_Requirement_
Please give the listing again in its entirety, exactly as written.

==*==

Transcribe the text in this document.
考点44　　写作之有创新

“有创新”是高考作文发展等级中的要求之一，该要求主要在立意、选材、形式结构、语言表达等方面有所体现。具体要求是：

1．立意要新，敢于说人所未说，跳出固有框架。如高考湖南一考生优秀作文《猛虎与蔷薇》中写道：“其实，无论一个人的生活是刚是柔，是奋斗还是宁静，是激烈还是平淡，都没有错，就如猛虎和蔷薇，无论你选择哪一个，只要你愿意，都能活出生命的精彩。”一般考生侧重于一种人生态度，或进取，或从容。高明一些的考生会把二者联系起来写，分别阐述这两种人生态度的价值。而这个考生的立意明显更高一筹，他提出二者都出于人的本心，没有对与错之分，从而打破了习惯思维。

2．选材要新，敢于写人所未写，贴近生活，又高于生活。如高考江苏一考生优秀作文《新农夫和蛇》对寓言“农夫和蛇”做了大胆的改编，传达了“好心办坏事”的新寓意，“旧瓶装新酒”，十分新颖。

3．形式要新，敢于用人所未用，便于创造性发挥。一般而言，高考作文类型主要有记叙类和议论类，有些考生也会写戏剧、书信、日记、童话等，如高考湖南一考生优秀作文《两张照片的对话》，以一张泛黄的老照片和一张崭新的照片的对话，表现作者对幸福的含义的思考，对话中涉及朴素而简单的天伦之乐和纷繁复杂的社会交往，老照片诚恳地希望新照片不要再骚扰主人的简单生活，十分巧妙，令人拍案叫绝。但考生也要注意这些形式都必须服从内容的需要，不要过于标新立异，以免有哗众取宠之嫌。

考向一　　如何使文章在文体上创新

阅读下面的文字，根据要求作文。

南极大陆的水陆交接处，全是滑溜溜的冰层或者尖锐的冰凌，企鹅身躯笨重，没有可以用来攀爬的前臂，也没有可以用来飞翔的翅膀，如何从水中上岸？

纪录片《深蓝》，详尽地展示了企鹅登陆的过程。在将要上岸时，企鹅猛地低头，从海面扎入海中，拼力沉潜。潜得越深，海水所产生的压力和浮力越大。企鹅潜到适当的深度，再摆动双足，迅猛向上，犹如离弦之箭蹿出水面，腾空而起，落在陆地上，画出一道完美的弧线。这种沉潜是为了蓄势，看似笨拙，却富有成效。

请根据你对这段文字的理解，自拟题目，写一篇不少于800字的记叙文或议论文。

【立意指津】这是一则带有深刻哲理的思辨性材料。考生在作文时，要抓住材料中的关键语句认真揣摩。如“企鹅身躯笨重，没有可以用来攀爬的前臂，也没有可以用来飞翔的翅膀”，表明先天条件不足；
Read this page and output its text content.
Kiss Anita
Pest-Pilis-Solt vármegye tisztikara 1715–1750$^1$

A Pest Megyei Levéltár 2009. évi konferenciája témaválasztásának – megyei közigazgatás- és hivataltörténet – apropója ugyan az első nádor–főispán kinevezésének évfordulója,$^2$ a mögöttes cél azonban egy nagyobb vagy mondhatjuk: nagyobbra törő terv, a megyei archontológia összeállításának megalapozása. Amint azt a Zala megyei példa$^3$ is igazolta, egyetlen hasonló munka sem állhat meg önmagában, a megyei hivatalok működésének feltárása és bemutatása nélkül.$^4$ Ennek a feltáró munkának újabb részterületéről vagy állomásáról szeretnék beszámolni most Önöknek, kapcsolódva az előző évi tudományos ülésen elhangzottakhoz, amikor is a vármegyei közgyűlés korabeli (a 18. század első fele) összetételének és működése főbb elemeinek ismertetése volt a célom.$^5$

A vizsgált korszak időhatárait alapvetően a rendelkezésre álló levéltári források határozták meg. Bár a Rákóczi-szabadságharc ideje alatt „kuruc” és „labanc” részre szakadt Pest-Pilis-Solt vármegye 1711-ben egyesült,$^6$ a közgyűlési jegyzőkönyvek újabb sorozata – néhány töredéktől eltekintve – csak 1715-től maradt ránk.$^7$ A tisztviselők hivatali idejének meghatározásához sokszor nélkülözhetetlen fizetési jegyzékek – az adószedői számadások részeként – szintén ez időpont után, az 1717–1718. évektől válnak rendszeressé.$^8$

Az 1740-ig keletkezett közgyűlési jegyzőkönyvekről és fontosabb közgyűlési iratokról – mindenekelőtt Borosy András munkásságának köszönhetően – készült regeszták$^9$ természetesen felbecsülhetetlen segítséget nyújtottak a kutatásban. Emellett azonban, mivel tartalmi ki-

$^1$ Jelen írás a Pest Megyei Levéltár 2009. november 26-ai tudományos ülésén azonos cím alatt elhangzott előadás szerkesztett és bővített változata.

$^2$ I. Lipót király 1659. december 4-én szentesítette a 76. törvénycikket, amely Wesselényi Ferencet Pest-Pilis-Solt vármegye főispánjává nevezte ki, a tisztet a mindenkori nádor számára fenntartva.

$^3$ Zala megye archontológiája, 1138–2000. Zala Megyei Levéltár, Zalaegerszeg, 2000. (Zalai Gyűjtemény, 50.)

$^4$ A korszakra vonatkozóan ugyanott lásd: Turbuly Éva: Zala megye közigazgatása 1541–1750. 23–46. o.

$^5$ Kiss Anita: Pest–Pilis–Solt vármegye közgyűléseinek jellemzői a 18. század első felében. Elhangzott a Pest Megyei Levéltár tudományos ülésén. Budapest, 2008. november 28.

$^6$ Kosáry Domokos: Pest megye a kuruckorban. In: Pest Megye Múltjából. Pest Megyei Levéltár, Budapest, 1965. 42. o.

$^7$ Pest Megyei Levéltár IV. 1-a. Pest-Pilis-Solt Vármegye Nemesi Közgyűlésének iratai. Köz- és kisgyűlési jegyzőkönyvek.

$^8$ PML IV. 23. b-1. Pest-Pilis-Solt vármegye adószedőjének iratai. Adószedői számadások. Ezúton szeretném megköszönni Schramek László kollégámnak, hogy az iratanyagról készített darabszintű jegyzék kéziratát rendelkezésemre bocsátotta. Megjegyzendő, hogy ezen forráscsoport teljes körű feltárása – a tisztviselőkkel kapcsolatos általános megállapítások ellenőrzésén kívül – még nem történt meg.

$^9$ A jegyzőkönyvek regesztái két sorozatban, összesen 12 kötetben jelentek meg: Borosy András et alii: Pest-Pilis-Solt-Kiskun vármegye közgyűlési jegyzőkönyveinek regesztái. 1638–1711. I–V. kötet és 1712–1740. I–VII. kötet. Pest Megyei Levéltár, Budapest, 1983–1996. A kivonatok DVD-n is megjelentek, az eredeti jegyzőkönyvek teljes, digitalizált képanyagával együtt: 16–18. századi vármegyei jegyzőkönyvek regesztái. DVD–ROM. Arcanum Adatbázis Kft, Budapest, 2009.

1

==*==

_Solution for this exercise_
Transcribe the text in this document.
考点44　　写作之有创新

“有创新”是高考作文发展等级中的要求之一，该要求主要在立意、选材、形式结构、语言表达等方面有所体现。具体要求是：

1．立意要新，敢于说人所未说，跳出固有框架。如高考湖南一考生优秀作文《猛虎与蔷薇》中写道：“其实，无论一个人的生活是刚是柔，是奋斗还是宁静，是激烈还是平淡，都没有错，就如猛虎和蔷薇，无论你选择哪一个，只要你愿意，都能活出生命的精彩。”一般考生侧重于一种人生态度，或进取，或从容。高明一些的考生会把二者联系起来写，分别阐述这两种人生态度的价值。而这个考生的立意明显更高一筹，他提出二者都出于人的本心，没有对与错之分，从而打破了习惯思维。

2．选材要新，敢于写人所未写，贴近生活，又高于生活。如高考江苏一考生优秀作文《新农夫和蛇》对寓言“农夫和蛇”做了大胆的改编，传达了“好心办坏事”的新寓意，“旧瓶装新酒”，十分新颖。

3．形式要新，敢于用人所未用，便于创造性发挥。一般而言，高考作文类型主要有记叙类和议论类，有些考生也会写戏剧、书信、日记、童话等，如高考湖南一考生优秀作文《两张照片的对话》，以一张泛黄的老照片和一张崭新的照片的对话，表现作者对幸福的含义的思考，对话中涉及朴素而简单的天伦之乐和纷繁复杂的社会交往，老照片诚恳地希望新照片不要再骚扰主人的简单生活，十分巧妙，令人拍案叫绝。但考生也要注意这些形式都必须服从内容的需要，不要过于标新立异，以免有哗众取宠之嫌。

考向一　　如何使文章在文体上创新

阅读下面的文字，根据要求作文。

南极大陆的水陆交接处，全是滑溜溜的冰层或者尖锐的冰凌，企鹅身躯笨重，没有可以用来攀爬的前臂，也没有可以用来飞翔的翅膀，如何从水中上岸？

纪录片《深蓝》，详尽地展示了企鹅登陆的过程。在将要上岸时，企鹅猛地低头，从海面扎入海中，拼力沉潜。潜得越深，海水所产生的压力和浮力越大。企鹅潜到适当的深度，再摆动双足，迅猛向上，犹如离弦之箭蹿出水面，腾空而起，落在陆地上，画出一道完美的弧线。这种沉潜是为了蓄势，看似笨拙，却富有成效。

请根据你对这段文字的理解，自拟题目，写一篇不少于800字的记叙文或议论文。

【立意指津】这是一则带有深刻哲理的思辨性材料。考生在作文时，要抓住材料中的关键语句认真揣摩。如“企鹅身躯笨重，没有可以用来攀爬的前臂，也没有可以用来飞翔的翅膀”，表明先天条件不足；
Read this page and output its text content.
Kiss Anita
Pest-Pilis-Solt vármegye tisztikara 1715–1750$^1$

A Pest Megyei Levéltár 2009. évi konferenciája témaválasztásának – megyei közigazgatás- és hivataltörténet – apropója ugyan az első nádor–főispán kinevezésének évfordulója,$^2$ a mögöttes cél azonban egy nagyobb vagy mondhatjuk: nagyobbra törő terv, a megyei archontológia összeállításának megalapozása. Amint azt a Zala megyei példa$^3$ is igazolta, egyetlen hasonló munka sem állhat meg önmagában, a megyei hivatalok működésének feltárása és bemutatása nélkül.$^4$ Ennek a feltáró munkának újabb részterületéről vagy állomásáról szeretnék beszámolni most Önöknek, kapcsolódva az előző évi tudományos ülésen elhangzottakhoz, amikor is a vármegyei közgyűlés korabeli (a 18. század első fele) összetételének és működése főbb elemeinek ismertetése volt a célom.$^5$

A vizsgált korszak időhatárait alapvetően a rendelkezésre álló levéltári források határozták meg. Bár a Rákóczi-szabadságharc ideje alatt „kuruc” és „labanc” részre szakadt Pest-Pilis-Solt vármegye 1711-ben egyesült,$^6$ a közgyűlési jegyzőkönyvek újabb sorozata – néhány töredéktől eltekintve – csak 1715-től maradt ránk.$^7$ A tisztviselők hivatali idejének meghatározásához sokszor nélkülözhetetlen fizetési jegyzékek – az adószedői számadások részeként – szintén ez időpont után, az 1717–1718. évektől válnak rendszeressé.$^8$

Az 1740-ig keletkezett közgyűlési jegyzőkönyvekről és fontosabb közgyűlési iratokról – mindenekelőtt Borosy András munkásságának köszönhetően – készült regeszták$^9$ természetesen felbecsülhetetlen segítséget nyújtottak a kutatásban. Emellett azonban, mivel tartalmi ki-

$^1$ Jelen írás a Pest Megyei Levéltár 2009. november 26-ai tudományos ülésén azonos cím alatt elhangzott előadás szerkesztett és bővített változata.

$^2$ I. Lipót király 1659. december 4-én szentesítette a 76. törvénycikket, amely Wesselényi Ferencet Pest-Pilis-Solt vármegye főispánjává nevezte ki, a tisztet a mindenkori nádor számára fenntartva.

$^3$ Zala megye archontológiája, 1138–2000. Zala Megyei Levéltár, Zalaegerszeg, 2000. (Zalai Gyűjtemény, 50.)

$^4$ A korszakra vonatkozóan ugyanott lásd: Turbuly Éva: Zala megye közigazgatása 1541–1750. 23–46. o.

$^5$ Kiss Anita: Pest–Pilis–Solt vármegye közgyűléseinek jellemzői a 18. század első felében. Elhangzott a Pest Megyei Levéltár tudományos ülésén. Budapest, 2008. november 28.

$^6$ Kosáry Domokos: Pest megye a kuruckorban. In: Pest Megye Múltjából. Pest Megyei Levéltár, Budapest, 1965. 42. o.

$^7$ Pest Megyei Levéltár IV. 1-a. Pest-Pilis-Solt Vármegye Nemesi Közgyűlésének iratai. Köz- és kisgyűlési jegyzőkönyvek.

$^8$ PML IV. 23. b-1. Pest-Pilis-Solt vármegye adószedőjének iratai. Adószedői számadások. Ezúton szeretném megköszönni Schramek László kollégámnak, hogy az iratanyagról készített darabszintű jegyzék kéziratát rendelkezésemre bocsátotta. Megjegyzendő, hogy ezen forráscsoport teljes körű feltárása – a tisztviselőkkel kapcsolatos általános megállapítások ellenőrzésén kívül – még nem történt meg.

$^9$ A jegyzőkönyvek regesztái két sorozatban, összesen 12 kötetben jelentek meg: Borosy András et alii: Pest-Pilis-Solt-Kiskun vármegye közgyűlési jegyzőkönyveinek regesztái. 1638–1711. I–V. kötet és 1712–1740. I–VII. kötet. Pest Megyei Levéltár, Budapest, 1983–1996. A kivonatok DVD-n is megjelentek, az eredeti jegyzőkönyvek teljes, digitalizált képanyagával együtt: 16–18. századi vármegyei jegyzőkönyvek regesztái. DVD–ROM. Arcanum Adatbázis Kft, Budapest, 2009.

1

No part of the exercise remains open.